### SUPPLIED INFORMATION
════════════════════

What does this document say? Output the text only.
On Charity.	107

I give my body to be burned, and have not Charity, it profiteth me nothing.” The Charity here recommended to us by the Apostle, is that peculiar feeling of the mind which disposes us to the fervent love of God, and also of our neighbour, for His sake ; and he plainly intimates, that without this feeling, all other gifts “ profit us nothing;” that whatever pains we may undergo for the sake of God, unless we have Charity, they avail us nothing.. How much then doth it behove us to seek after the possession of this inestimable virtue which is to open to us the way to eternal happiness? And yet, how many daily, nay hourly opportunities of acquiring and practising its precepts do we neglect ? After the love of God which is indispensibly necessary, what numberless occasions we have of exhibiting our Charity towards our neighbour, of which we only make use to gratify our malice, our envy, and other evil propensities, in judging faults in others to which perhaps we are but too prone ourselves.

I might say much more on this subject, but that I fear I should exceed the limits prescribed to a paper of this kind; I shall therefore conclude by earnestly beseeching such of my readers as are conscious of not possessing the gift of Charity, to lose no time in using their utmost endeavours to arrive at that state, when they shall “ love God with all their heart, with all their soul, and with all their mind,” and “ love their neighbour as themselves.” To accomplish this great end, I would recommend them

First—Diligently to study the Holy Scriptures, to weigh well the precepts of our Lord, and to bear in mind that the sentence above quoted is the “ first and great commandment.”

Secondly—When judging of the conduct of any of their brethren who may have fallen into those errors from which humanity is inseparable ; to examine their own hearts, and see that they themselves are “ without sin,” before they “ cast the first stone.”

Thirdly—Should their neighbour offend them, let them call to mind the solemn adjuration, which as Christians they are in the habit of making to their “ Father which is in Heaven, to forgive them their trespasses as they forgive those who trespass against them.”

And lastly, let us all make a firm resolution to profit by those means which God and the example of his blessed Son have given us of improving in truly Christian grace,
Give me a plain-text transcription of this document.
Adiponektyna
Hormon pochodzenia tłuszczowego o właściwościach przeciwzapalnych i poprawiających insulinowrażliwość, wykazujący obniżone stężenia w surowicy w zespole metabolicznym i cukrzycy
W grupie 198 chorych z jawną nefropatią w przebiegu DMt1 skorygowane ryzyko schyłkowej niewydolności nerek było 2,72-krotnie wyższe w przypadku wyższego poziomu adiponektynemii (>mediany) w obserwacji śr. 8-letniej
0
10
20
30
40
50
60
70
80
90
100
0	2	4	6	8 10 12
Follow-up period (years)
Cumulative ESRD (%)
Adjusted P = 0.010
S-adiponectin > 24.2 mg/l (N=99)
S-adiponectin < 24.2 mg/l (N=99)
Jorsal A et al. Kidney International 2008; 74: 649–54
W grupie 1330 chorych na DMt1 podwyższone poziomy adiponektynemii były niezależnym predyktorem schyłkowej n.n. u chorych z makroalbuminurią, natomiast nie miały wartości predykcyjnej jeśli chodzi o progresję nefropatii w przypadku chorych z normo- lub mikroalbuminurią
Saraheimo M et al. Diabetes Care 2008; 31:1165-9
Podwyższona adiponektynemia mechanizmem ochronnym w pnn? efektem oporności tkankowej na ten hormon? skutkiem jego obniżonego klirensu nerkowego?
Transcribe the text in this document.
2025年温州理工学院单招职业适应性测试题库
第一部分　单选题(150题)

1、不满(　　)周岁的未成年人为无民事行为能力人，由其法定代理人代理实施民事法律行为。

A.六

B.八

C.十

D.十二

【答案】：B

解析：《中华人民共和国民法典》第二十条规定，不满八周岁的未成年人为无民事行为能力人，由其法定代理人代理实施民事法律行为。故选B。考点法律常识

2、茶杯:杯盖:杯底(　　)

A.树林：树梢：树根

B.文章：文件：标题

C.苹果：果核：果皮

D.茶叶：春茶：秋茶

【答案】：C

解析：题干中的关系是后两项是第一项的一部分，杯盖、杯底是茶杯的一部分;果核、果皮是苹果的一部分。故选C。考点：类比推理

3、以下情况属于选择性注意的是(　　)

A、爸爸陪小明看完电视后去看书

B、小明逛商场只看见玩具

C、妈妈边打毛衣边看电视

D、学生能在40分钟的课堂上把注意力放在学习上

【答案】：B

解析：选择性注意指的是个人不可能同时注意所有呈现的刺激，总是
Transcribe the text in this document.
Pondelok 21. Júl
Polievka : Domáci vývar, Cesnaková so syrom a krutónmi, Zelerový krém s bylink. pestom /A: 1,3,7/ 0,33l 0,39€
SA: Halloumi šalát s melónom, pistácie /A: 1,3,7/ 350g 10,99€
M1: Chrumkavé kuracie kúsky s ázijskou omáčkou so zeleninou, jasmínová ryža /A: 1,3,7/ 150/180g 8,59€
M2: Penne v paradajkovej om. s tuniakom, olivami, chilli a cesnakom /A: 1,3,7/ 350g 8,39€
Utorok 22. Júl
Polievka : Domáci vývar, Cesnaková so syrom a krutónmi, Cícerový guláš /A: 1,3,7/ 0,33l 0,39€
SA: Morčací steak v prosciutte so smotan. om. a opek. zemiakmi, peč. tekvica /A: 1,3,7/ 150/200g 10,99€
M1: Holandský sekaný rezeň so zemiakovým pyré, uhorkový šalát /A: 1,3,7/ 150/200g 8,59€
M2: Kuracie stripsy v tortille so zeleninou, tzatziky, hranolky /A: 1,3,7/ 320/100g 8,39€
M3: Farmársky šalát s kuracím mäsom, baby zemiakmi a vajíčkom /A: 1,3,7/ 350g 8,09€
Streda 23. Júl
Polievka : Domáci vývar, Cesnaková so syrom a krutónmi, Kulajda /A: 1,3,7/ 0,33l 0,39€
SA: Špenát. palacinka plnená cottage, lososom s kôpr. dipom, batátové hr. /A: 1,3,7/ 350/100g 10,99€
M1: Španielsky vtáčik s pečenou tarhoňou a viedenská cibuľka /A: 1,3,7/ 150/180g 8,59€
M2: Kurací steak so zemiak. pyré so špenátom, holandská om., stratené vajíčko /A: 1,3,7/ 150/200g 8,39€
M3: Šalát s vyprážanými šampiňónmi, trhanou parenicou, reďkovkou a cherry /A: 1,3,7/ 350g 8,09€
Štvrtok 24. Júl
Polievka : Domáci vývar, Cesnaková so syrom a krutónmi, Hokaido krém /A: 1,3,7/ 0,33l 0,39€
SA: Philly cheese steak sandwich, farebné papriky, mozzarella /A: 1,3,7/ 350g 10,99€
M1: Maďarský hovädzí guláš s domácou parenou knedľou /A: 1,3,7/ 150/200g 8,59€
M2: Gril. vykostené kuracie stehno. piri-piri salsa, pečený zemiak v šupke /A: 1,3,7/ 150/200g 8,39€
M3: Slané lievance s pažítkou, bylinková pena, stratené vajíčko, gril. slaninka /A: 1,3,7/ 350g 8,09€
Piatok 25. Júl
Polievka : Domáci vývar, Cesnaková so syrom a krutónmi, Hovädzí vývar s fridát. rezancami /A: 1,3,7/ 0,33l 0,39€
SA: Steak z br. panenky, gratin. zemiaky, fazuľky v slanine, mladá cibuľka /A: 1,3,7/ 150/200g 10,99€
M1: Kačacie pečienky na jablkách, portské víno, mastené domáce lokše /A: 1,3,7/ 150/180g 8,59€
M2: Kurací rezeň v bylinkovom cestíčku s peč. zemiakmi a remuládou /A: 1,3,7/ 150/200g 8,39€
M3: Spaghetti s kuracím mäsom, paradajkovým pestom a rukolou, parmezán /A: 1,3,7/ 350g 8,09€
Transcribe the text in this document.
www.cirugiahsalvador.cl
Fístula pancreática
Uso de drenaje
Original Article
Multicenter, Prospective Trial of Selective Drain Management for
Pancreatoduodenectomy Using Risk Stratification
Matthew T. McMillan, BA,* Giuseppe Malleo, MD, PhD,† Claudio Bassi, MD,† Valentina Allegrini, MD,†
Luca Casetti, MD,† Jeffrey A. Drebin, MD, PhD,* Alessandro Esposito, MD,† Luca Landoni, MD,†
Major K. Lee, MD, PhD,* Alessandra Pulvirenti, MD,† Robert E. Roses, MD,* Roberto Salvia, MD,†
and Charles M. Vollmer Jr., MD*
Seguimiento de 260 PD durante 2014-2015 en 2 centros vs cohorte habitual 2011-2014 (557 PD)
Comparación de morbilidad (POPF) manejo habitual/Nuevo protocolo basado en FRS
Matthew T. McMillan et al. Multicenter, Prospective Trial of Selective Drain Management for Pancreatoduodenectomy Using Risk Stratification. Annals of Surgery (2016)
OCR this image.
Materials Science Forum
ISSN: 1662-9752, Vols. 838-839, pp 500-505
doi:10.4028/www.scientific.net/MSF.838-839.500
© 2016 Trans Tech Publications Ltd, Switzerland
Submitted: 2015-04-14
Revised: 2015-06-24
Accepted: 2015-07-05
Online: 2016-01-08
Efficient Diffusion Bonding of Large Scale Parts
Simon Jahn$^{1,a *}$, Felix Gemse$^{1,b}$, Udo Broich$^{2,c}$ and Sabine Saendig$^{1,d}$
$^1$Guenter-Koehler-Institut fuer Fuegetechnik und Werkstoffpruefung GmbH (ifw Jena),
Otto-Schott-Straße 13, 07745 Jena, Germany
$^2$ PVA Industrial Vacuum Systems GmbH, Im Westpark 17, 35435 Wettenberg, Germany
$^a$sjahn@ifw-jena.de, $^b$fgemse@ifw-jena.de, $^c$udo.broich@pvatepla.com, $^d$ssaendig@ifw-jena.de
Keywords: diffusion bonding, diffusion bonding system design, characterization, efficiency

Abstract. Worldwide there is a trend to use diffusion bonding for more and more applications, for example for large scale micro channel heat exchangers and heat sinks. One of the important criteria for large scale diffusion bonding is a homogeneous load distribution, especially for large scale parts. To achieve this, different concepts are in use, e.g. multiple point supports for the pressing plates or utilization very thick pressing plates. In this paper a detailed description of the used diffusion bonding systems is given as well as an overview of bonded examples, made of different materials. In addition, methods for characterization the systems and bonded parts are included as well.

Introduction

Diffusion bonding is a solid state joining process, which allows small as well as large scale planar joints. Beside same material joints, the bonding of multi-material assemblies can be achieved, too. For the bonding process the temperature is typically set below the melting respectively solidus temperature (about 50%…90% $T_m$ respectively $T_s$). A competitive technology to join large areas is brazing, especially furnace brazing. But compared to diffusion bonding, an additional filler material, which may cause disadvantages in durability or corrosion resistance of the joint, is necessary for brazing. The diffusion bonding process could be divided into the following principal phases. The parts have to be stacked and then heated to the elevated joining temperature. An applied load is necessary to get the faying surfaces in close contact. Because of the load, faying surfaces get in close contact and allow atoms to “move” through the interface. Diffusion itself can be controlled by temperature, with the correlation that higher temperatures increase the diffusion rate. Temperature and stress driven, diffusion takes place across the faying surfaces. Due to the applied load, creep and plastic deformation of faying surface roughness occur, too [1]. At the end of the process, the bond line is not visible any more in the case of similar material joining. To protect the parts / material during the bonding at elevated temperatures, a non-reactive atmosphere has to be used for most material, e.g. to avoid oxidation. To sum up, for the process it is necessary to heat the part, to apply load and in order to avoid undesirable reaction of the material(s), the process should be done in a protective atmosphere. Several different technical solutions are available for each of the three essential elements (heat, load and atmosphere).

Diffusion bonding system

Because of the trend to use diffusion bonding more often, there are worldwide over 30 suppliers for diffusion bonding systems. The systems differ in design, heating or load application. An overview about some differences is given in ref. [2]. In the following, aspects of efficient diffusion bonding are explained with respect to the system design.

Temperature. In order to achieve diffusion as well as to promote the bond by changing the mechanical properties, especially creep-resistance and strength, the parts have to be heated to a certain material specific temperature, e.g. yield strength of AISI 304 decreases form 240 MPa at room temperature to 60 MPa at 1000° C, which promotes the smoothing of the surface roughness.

════════════════════

### WHAT YOU WILL DO
How many lines of these entries contain "stratené"? Answer with the number and nothing else.

### RESULT OF THE EXERCISE
2